──────── Provided data

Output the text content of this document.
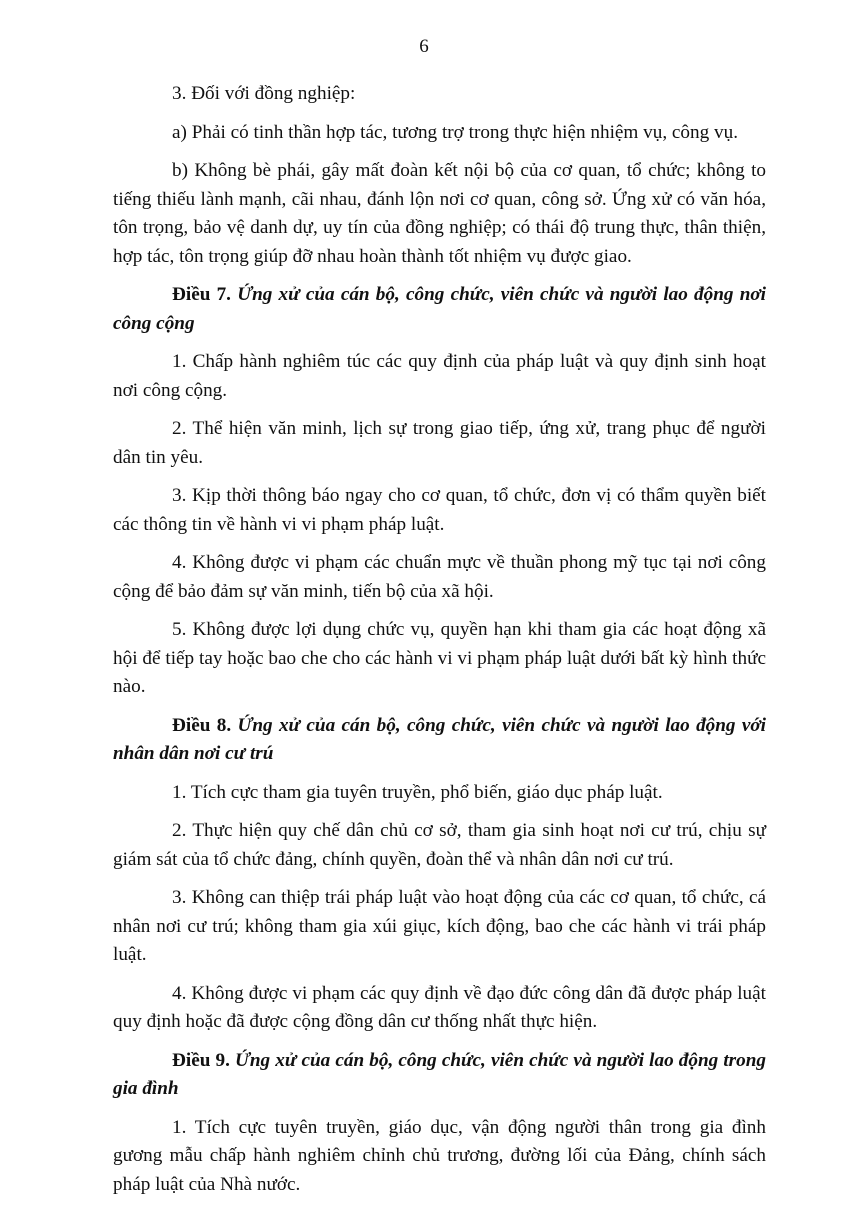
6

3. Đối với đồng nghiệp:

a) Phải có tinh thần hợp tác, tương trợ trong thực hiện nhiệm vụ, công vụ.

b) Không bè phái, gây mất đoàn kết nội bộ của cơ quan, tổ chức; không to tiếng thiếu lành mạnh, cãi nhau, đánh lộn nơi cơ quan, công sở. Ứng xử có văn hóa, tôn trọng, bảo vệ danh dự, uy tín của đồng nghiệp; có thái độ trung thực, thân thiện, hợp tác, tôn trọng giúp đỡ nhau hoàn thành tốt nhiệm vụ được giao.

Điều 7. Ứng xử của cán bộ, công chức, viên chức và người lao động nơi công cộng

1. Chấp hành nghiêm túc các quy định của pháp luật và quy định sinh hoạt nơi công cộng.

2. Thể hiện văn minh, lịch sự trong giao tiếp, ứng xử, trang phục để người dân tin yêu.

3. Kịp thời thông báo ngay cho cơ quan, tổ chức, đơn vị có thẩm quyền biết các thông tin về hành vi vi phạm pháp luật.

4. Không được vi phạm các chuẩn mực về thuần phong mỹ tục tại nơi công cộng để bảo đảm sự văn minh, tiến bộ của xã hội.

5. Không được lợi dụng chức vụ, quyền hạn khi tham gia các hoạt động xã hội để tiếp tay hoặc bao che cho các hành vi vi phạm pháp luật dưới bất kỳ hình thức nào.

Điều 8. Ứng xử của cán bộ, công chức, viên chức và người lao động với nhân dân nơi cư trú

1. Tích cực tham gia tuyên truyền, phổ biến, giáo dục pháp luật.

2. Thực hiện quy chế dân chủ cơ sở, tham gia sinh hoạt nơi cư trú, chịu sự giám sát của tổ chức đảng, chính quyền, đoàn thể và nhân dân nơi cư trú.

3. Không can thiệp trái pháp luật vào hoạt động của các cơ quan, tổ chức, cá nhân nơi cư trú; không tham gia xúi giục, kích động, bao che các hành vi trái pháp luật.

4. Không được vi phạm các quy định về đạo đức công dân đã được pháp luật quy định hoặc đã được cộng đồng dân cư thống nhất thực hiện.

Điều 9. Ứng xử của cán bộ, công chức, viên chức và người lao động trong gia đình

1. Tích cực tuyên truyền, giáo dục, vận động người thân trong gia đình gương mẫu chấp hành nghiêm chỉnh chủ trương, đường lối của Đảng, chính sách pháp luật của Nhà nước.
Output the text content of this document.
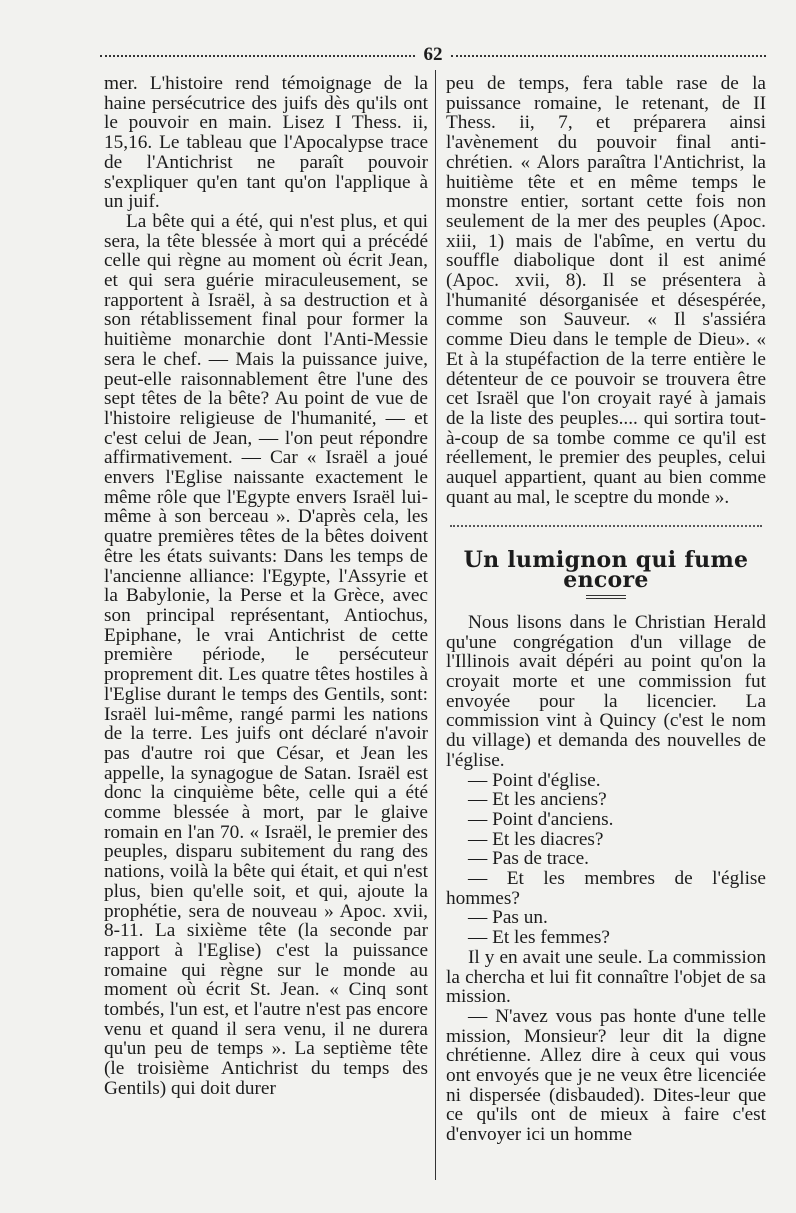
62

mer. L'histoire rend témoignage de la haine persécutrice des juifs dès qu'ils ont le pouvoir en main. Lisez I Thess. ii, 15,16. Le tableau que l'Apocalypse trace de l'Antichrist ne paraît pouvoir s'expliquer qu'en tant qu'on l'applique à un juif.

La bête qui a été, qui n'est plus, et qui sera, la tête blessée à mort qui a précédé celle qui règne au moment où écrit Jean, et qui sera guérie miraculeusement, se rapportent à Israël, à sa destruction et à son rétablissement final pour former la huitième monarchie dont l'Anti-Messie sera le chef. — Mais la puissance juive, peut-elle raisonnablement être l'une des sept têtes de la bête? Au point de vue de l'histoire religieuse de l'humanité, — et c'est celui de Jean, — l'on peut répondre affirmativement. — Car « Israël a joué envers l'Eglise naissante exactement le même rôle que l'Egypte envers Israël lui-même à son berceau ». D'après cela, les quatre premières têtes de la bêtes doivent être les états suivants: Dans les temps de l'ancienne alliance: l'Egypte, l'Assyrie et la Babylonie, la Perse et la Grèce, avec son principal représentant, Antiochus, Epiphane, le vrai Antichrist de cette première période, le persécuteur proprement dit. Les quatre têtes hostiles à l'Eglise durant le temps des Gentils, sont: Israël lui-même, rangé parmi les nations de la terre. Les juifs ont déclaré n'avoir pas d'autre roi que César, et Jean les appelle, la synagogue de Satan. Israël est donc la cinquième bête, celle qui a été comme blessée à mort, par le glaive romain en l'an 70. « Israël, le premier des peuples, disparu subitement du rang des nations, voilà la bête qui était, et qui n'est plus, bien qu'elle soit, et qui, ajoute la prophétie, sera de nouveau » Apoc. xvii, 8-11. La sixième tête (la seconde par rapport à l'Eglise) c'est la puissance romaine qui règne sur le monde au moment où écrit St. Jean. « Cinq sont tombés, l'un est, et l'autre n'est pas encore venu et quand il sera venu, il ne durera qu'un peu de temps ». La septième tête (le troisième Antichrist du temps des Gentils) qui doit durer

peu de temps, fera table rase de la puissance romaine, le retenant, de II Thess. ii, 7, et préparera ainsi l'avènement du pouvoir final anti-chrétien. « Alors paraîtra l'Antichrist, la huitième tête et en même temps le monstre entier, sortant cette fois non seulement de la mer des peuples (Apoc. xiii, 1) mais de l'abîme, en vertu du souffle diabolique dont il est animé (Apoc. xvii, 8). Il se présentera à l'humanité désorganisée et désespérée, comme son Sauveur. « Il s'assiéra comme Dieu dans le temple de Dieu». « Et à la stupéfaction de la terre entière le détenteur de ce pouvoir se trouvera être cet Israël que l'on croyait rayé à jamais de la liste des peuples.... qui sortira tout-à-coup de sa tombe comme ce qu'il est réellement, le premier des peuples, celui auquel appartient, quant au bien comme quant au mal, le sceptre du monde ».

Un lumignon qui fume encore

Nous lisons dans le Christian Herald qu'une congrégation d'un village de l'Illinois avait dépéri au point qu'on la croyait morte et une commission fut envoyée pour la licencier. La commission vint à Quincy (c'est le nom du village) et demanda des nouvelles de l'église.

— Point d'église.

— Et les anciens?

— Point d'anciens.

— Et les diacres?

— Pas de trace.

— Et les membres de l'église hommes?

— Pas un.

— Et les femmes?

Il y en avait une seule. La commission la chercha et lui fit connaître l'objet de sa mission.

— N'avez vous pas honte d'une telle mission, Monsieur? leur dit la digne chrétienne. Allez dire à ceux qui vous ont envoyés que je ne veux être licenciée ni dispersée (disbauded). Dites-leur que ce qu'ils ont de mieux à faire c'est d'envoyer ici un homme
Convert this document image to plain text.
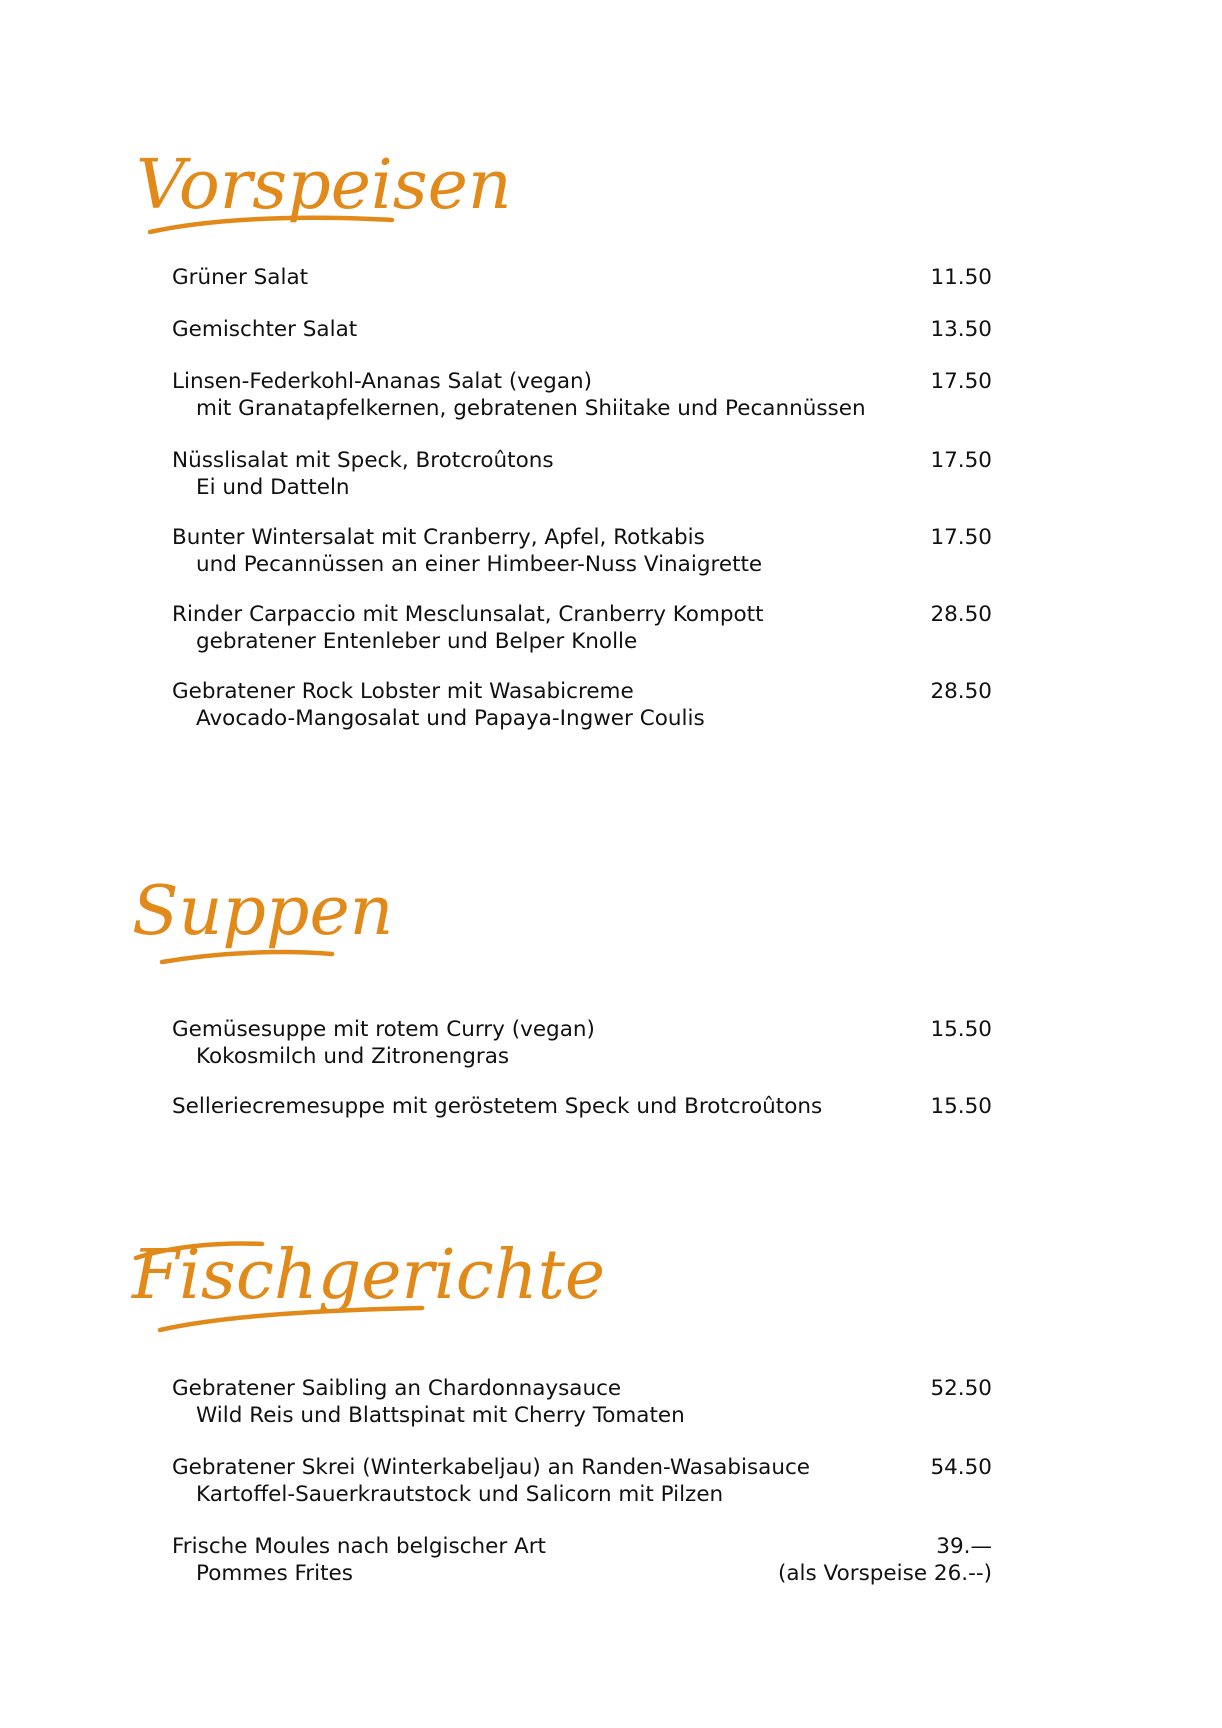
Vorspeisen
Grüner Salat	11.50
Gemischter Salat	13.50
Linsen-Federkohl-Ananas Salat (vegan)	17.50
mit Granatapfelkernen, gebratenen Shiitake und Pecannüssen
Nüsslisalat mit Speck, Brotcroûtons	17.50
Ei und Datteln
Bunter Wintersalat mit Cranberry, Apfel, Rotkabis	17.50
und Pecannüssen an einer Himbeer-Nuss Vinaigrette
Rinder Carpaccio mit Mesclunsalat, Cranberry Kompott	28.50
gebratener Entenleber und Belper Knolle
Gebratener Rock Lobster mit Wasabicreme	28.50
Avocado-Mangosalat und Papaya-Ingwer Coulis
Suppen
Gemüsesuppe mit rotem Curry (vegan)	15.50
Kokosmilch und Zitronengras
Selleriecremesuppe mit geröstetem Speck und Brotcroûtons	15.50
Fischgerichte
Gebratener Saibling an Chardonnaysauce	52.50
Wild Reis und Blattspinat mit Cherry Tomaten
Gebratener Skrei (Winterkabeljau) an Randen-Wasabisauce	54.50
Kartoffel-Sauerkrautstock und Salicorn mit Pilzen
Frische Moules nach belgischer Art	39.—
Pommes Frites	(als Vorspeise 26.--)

────────────────

(Challenge) Look through the entries above for the word "tham". Copy every line where it shows up.

(Solution)
5. Không được lợi dụng chức vụ, quyền hạn khi tham gia các hoạt động xã hội để tiếp tay hoặc bao che cho các hành vi vi phạm pháp luật dưới bất kỳ hình thức nào.
1. Tích cực tham gia tuyên truyền, phổ biến, giáo dục pháp luật.
2. Thực hiện quy chế dân chủ cơ sở, tham gia sinh hoạt nơi cư trú, chịu sự giám sát của tổ chức đảng, chính quyền, đoàn thể và nhân dân nơi cư trú.
3. Không can thiệp trái pháp luật vào hoạt động của các cơ quan, tổ chức, cá nhân nơi cư trú; không tham gia xúi giục, kích động, bao che các hành vi trái pháp luật.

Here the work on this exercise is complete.